▸ SET TASK
Using the data beneath, show every line that includes the word "ultimo".

▸ RECORDS TO PROCESS
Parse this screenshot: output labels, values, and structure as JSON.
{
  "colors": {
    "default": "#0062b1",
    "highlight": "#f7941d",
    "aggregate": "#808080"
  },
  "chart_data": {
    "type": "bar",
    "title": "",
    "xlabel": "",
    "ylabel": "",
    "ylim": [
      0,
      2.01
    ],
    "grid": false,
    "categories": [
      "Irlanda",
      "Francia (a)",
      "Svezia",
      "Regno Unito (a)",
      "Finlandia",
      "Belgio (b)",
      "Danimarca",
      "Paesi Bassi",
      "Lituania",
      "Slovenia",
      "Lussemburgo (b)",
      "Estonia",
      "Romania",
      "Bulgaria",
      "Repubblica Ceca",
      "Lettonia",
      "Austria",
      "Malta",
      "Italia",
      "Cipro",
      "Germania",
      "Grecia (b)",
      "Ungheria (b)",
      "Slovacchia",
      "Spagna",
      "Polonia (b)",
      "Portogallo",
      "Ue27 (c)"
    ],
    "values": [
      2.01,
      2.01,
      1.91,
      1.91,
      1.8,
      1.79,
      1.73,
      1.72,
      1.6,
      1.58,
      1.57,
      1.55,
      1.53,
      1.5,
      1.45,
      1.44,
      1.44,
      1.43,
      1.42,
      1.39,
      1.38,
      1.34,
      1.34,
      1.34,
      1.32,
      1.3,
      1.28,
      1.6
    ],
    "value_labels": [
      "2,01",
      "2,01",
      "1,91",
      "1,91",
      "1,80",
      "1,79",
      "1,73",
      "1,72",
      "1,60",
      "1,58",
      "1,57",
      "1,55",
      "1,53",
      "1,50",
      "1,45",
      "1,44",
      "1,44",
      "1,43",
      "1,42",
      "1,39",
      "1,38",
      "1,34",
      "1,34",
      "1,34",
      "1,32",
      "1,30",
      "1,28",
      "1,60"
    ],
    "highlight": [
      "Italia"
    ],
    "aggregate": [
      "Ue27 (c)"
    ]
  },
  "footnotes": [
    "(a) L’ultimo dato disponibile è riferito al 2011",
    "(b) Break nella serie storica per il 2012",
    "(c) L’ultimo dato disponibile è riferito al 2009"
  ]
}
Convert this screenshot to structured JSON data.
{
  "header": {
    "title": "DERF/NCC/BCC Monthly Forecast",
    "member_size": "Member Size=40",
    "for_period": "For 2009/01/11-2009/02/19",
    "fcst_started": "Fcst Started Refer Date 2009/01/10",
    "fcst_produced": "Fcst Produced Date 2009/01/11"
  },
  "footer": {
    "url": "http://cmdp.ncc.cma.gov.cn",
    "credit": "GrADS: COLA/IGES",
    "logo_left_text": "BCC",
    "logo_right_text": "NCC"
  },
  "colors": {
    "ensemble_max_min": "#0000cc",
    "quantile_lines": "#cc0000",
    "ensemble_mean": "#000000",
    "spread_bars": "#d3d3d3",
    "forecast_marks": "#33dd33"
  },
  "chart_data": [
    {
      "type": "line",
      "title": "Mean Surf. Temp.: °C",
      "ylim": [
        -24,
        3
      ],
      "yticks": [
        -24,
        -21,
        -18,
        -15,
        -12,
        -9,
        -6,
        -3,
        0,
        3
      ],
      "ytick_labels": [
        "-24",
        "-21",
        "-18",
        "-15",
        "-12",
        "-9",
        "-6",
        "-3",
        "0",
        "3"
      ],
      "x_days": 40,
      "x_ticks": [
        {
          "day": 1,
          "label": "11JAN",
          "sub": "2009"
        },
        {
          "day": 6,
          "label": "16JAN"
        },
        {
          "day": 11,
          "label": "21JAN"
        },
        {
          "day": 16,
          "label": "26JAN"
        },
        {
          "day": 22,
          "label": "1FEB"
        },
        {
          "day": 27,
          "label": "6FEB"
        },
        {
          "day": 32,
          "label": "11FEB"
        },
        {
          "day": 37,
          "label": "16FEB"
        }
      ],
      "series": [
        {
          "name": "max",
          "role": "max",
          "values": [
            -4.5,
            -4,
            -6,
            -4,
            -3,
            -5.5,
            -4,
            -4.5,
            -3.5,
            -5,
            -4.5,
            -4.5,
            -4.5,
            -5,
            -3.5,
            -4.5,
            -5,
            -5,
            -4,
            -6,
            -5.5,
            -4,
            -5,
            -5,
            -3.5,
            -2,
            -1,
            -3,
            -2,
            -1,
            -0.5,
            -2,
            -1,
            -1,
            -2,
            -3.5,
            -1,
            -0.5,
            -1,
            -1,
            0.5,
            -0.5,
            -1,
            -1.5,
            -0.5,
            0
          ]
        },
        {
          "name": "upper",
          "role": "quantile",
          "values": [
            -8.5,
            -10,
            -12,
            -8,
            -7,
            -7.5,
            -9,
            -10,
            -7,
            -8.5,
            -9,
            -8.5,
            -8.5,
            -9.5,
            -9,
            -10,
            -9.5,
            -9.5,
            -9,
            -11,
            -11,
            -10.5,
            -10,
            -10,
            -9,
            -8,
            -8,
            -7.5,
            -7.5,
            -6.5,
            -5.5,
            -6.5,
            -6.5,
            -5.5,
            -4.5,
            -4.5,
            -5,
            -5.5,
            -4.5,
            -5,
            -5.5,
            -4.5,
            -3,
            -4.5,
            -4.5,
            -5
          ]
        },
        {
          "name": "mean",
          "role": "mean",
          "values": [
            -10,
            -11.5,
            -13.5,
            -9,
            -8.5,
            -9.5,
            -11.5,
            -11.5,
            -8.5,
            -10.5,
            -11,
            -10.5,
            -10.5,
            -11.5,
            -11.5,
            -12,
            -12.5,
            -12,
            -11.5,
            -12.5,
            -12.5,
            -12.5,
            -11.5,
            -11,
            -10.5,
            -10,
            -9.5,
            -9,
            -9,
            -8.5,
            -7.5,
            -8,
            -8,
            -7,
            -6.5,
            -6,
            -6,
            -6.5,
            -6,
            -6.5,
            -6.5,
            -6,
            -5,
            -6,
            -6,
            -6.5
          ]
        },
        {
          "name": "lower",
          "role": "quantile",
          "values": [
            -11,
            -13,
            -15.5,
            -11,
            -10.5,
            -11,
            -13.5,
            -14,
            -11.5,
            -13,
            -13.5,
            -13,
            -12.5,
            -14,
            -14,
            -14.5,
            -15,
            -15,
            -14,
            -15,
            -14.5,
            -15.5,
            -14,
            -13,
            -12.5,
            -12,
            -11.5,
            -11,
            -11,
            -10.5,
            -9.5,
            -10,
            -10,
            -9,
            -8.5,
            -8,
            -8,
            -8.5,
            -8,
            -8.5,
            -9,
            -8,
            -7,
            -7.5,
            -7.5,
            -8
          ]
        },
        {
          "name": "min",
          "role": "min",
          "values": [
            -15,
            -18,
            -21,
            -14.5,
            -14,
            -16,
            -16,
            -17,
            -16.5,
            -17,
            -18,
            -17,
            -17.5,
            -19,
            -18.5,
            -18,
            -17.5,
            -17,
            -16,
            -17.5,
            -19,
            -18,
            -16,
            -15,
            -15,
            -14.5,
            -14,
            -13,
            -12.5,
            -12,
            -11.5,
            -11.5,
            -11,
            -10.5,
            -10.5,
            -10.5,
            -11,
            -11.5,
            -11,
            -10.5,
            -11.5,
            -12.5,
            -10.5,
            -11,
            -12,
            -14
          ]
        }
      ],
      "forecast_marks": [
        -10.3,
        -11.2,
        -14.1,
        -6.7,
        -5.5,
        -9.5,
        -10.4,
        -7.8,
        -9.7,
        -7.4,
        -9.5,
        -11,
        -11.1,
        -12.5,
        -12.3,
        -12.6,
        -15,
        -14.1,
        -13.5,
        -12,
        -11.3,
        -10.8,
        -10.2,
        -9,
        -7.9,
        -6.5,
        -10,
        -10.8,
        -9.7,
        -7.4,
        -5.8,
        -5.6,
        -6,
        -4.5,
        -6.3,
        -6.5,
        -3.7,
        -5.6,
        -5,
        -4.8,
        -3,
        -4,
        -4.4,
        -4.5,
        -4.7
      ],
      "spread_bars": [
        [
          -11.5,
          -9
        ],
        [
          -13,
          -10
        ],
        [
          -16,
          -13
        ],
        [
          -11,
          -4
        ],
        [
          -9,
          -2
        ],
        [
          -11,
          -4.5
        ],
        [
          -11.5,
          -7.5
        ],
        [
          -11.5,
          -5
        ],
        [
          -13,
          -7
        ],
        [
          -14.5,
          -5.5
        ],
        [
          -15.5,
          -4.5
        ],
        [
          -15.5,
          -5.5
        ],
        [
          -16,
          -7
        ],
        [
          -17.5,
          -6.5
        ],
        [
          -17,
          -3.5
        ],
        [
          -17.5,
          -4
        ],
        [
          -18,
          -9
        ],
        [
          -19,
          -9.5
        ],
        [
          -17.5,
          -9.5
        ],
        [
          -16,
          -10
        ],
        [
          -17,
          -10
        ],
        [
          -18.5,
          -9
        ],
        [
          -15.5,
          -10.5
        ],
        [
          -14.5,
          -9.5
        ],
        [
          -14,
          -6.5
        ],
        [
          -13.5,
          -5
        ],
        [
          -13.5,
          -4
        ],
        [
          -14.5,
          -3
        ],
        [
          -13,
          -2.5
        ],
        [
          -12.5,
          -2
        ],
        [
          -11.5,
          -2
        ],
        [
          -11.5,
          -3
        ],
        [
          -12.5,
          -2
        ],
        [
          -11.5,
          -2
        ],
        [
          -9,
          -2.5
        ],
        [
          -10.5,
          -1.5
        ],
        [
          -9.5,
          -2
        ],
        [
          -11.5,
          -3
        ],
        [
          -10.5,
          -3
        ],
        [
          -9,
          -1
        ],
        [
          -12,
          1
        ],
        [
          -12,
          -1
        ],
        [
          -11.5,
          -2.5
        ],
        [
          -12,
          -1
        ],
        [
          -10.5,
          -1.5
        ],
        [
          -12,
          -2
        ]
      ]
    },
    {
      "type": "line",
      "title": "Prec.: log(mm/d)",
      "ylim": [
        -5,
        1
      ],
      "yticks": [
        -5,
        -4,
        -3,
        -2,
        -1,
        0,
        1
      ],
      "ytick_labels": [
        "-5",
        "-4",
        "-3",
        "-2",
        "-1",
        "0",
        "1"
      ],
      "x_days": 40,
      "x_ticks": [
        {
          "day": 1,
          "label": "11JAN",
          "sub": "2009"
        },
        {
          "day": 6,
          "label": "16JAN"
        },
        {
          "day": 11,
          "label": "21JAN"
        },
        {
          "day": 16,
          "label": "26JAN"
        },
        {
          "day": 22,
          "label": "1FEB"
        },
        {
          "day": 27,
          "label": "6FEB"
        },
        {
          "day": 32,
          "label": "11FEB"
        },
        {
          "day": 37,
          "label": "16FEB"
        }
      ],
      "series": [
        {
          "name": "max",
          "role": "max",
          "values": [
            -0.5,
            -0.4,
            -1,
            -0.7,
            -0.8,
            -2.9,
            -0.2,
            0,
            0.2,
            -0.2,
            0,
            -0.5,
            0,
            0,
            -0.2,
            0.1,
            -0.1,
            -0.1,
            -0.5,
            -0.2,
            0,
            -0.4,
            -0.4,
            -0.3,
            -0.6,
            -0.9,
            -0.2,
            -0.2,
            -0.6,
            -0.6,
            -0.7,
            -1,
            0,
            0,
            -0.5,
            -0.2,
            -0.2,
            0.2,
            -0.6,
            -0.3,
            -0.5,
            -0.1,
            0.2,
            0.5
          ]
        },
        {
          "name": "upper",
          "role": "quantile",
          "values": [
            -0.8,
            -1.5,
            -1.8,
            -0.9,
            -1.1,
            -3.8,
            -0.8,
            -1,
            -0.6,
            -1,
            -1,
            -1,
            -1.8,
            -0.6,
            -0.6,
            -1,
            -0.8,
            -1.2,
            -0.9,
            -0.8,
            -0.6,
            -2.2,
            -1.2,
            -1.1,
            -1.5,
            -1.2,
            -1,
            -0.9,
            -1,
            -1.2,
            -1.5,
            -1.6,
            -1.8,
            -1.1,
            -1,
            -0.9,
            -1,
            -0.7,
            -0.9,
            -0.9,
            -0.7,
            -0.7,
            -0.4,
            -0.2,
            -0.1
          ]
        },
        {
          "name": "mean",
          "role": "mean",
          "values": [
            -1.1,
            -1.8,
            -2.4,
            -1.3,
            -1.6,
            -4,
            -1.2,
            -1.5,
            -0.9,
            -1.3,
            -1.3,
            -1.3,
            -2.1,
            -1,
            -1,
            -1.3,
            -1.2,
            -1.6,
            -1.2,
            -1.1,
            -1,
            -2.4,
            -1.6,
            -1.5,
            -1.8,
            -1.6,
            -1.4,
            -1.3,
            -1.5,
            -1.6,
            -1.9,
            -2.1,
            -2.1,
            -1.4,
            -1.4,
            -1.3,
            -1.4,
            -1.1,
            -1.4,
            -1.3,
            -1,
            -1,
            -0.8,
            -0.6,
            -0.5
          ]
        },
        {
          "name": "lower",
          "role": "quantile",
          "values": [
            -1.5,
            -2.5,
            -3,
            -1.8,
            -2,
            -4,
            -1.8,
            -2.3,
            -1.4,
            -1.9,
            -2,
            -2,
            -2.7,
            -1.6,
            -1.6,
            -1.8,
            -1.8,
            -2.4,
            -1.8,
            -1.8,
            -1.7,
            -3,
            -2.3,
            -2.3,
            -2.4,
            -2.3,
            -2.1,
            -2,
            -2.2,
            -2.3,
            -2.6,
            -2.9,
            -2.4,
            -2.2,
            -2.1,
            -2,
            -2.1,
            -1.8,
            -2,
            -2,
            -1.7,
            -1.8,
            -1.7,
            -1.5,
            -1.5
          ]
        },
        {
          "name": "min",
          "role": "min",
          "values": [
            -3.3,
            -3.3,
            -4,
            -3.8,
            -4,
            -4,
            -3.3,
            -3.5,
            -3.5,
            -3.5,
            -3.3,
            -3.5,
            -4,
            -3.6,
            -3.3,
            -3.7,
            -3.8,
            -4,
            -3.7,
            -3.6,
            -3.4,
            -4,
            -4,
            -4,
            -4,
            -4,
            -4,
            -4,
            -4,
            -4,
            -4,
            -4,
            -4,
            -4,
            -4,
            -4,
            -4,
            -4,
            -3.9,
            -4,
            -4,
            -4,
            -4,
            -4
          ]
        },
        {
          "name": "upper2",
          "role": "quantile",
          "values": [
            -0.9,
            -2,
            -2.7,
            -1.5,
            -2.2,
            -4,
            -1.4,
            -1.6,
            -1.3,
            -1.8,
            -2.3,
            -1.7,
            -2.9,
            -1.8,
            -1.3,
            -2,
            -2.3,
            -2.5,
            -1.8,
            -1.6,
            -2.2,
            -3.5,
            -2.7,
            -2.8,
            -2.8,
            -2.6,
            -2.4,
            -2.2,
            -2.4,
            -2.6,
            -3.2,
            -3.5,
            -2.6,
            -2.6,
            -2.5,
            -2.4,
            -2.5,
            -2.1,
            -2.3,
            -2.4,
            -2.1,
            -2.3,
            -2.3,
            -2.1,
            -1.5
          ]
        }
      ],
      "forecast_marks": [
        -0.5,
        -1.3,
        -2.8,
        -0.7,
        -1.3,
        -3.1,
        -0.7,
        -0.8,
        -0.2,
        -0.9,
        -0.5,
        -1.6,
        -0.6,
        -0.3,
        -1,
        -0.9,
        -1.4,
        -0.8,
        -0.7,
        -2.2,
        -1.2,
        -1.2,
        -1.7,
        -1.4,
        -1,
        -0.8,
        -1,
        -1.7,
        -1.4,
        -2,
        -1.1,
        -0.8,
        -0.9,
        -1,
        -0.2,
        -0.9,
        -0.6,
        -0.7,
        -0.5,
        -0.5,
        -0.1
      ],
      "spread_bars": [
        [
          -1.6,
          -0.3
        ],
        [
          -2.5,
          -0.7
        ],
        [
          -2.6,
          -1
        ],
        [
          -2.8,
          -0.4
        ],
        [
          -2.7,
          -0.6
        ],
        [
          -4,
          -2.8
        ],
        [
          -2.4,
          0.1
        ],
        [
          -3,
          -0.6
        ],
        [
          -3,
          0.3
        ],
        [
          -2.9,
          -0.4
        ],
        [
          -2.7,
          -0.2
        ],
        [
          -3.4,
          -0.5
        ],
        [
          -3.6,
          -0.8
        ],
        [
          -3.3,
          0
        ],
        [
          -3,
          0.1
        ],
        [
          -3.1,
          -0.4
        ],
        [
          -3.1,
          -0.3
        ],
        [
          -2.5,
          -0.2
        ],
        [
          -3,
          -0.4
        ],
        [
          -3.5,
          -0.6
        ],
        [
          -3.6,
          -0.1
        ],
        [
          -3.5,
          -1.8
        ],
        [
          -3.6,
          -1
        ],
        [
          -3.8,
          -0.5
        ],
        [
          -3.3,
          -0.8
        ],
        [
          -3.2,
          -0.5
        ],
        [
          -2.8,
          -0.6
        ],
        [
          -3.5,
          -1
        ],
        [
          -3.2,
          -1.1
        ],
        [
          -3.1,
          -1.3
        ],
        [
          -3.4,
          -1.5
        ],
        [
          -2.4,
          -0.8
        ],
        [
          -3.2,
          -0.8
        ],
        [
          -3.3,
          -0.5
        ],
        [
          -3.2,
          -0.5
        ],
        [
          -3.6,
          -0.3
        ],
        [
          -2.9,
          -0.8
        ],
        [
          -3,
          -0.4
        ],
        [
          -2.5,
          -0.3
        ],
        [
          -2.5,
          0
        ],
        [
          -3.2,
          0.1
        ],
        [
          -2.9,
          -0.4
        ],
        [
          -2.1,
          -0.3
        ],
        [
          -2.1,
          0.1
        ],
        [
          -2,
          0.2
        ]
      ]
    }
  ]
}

▸ RESULT FOR THIS TASK
    "(a) L’ultimo dato disponibile è riferito al 2011",
    "(c) L’ultimo dato disponibile è riferito al 2009"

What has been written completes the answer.